**WHAT TO WORK ON:** State only the count of lines in the listing below that hold "computer".

::::

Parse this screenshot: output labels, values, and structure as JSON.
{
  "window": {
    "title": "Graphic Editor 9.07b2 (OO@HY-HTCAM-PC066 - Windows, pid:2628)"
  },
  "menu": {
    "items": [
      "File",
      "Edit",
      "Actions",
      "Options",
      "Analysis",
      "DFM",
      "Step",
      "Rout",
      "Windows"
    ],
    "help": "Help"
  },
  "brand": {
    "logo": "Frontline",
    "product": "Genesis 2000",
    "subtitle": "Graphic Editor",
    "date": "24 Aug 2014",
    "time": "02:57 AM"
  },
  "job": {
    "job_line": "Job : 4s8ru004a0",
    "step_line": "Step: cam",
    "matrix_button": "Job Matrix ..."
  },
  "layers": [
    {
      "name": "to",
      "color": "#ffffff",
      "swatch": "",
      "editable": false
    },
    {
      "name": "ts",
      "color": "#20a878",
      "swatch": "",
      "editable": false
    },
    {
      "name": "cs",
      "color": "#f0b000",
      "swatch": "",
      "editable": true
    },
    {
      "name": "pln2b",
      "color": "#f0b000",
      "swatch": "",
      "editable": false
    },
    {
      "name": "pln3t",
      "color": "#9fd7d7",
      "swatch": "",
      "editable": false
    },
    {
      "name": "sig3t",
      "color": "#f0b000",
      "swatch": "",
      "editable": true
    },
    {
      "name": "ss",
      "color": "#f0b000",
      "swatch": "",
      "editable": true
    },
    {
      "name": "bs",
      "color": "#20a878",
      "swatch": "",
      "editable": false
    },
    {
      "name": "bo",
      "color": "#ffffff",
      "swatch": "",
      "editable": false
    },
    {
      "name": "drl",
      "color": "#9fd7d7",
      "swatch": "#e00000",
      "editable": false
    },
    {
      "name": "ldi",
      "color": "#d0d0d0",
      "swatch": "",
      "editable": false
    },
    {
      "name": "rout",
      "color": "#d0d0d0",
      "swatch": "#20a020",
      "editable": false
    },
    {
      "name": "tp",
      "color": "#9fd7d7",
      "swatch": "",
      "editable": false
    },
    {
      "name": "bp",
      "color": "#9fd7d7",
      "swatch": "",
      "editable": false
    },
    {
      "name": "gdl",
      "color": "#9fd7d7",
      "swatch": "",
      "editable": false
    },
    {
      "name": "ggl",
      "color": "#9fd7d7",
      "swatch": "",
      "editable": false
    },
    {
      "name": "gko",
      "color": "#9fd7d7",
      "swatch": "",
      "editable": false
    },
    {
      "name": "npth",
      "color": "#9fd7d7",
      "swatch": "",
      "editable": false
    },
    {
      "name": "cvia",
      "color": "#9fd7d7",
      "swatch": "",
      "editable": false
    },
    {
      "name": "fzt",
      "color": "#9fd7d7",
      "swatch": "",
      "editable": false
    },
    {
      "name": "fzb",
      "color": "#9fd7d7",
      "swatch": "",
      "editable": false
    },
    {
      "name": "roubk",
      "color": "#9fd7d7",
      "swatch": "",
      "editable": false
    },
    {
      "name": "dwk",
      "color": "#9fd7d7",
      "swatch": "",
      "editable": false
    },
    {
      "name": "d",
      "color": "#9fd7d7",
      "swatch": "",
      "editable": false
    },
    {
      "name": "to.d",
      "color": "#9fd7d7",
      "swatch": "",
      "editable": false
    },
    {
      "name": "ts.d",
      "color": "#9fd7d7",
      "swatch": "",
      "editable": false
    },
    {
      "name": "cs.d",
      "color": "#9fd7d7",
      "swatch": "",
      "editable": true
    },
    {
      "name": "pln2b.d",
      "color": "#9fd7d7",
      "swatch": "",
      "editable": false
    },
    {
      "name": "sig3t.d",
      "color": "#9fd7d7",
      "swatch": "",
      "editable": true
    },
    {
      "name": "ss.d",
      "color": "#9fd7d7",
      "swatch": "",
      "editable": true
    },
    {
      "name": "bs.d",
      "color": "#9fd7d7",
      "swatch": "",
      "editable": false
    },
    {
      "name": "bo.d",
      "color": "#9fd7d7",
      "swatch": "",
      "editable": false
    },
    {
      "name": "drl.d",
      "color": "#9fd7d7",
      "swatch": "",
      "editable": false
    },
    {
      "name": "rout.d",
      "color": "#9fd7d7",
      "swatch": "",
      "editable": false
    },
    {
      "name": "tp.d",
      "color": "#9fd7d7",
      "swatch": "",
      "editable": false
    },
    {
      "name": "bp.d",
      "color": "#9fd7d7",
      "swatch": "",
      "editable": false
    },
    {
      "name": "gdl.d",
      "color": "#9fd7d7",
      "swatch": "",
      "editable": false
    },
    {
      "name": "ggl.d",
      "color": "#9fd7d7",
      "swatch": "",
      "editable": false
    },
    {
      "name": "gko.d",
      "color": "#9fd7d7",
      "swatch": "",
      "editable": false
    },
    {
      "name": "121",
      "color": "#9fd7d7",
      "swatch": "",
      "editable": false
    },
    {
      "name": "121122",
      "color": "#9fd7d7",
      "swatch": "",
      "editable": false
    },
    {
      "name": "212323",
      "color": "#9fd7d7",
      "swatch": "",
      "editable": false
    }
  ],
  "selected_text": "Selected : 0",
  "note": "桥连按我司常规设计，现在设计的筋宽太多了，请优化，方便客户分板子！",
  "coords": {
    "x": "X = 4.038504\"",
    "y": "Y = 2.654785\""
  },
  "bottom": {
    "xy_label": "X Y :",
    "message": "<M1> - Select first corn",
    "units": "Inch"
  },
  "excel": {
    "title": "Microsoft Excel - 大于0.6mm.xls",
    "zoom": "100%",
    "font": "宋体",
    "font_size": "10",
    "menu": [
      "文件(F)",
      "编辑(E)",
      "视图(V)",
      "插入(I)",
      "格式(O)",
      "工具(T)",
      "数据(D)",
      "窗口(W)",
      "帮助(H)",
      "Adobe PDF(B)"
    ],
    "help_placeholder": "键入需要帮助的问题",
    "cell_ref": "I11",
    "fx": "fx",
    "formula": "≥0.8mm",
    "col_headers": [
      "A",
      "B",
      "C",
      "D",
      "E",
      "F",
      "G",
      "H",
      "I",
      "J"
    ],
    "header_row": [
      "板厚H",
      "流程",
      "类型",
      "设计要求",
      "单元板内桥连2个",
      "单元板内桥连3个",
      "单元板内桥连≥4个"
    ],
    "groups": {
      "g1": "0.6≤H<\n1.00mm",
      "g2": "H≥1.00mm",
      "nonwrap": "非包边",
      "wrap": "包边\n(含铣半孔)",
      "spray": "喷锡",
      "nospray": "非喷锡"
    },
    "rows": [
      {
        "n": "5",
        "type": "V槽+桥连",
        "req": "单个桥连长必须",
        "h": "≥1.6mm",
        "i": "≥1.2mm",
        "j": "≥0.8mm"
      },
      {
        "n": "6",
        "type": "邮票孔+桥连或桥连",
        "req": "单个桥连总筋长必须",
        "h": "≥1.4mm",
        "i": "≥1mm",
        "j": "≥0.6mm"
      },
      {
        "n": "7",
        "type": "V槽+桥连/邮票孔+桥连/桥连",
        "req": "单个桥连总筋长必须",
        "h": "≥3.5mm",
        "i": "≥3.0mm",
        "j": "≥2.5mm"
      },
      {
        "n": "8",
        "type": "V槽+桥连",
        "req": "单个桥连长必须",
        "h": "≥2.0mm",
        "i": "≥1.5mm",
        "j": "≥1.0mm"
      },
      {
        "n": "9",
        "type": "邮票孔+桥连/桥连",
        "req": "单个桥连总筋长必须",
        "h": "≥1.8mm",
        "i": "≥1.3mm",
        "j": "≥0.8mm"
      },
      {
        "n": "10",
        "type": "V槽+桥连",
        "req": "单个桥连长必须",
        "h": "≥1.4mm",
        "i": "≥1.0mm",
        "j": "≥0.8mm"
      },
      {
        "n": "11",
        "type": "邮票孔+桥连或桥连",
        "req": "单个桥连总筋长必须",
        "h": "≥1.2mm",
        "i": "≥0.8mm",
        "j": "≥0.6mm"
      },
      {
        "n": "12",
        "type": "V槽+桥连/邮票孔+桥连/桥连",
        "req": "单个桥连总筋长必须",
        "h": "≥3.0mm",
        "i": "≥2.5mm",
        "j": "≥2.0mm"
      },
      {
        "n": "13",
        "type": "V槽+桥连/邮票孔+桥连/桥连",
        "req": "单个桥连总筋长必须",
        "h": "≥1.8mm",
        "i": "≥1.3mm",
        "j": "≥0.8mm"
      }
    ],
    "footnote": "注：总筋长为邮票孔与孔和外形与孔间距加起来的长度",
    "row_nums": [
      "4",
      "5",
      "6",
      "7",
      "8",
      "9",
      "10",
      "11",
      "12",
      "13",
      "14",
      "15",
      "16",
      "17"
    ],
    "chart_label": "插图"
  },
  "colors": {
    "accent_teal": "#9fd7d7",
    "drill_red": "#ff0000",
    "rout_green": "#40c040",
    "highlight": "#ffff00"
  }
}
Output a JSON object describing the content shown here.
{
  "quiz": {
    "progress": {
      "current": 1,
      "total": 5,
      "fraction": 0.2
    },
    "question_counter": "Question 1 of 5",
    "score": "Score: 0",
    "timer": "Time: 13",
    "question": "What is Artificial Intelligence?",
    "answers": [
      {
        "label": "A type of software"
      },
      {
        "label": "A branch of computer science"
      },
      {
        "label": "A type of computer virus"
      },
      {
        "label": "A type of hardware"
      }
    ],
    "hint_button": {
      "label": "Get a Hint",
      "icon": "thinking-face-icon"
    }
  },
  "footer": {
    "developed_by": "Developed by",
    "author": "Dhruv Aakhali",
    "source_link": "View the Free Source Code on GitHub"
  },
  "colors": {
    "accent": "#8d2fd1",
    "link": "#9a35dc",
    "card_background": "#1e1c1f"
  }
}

::::

**RESPONSE:** 2